BEGIN DATA
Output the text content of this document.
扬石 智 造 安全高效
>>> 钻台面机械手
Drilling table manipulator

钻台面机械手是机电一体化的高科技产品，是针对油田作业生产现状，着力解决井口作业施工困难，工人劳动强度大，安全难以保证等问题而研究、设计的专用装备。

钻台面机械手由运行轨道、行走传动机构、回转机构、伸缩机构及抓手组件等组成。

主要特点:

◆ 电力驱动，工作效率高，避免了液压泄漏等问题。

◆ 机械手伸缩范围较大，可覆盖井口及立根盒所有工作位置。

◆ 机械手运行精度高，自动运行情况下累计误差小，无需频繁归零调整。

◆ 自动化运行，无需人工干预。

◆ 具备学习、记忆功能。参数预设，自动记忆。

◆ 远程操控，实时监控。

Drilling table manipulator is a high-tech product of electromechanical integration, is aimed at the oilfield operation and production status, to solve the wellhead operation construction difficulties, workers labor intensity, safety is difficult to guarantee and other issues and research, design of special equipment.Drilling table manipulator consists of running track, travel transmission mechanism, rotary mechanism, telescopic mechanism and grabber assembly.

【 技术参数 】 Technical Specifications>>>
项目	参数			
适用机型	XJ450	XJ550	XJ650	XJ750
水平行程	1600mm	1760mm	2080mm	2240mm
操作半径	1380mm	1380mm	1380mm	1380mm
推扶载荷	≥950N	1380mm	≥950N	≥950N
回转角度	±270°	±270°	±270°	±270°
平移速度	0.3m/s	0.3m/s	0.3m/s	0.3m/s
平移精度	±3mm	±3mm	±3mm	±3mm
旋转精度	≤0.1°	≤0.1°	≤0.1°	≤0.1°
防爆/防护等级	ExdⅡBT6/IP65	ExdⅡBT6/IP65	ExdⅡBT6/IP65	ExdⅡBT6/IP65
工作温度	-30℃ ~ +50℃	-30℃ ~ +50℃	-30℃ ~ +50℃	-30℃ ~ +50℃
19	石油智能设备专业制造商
END DATA
= GOAL =
All lines above with "Drilling" in them should be returned.

= SOLUTION TO THIS TASK =
Drilling table manipulator
Drilling table manipulator is a high-tech product of electromechanical integration, is aimed at the oilfield operation and production status, to solve the wellhead operation construction difficulties, workers labor intensity, safety is difficult to guarantee and other issues and research, design of special equipment.Drilling table manipulator consists of running track, travel transmission mechanism, rotary mechanism, telescopic mechanism and grabber assembly.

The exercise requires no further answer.